TASK INPUT start

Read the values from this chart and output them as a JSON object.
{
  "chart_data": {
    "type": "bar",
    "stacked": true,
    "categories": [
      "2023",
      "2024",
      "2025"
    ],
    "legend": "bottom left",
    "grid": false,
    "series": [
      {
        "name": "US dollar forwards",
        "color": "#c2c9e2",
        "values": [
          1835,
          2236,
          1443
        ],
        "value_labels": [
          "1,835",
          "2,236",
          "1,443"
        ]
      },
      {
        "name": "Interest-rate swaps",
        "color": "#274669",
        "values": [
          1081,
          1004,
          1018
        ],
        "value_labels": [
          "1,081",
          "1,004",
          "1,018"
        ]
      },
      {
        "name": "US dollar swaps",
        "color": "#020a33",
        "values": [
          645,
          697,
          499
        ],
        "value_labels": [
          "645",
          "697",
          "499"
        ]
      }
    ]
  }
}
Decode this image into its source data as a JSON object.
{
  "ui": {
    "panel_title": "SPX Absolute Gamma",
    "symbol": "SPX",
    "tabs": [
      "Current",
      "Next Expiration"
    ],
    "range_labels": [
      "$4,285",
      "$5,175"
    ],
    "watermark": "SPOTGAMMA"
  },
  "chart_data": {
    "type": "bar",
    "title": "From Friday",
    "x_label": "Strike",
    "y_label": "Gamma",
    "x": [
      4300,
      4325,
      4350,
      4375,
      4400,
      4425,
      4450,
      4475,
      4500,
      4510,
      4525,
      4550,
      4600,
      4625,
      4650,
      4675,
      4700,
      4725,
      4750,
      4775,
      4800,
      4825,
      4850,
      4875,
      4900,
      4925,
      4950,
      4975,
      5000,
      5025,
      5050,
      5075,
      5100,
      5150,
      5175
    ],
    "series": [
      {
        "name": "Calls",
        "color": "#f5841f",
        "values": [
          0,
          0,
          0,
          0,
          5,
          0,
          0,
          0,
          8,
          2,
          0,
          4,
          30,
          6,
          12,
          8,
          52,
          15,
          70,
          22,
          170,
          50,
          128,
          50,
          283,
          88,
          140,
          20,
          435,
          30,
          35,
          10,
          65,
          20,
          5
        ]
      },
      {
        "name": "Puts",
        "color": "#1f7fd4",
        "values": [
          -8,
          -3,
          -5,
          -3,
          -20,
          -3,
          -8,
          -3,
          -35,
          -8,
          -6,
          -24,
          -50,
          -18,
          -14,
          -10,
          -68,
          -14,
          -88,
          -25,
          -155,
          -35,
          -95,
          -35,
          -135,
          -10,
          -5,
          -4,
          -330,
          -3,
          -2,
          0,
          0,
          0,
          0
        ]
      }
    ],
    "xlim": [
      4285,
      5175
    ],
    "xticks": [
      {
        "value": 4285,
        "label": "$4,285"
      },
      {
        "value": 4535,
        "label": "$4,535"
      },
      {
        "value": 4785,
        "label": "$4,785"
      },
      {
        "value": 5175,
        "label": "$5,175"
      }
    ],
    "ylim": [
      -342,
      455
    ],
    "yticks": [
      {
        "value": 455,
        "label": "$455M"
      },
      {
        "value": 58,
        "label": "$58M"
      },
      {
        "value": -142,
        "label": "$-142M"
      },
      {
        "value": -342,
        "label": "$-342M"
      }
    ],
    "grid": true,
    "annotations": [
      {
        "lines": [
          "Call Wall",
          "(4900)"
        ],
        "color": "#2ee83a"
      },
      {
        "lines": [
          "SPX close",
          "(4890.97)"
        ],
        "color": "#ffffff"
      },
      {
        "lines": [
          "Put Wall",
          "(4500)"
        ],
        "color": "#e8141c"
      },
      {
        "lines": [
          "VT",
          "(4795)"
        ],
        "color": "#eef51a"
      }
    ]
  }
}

TASK INPUT end

Whenever "swaps" turns up in a line, pick that line out.

▶ **RESULT FOR THIS EXERCISE**:
        "name": "Interest-rate swaps",
        "name": "US dollar swaps",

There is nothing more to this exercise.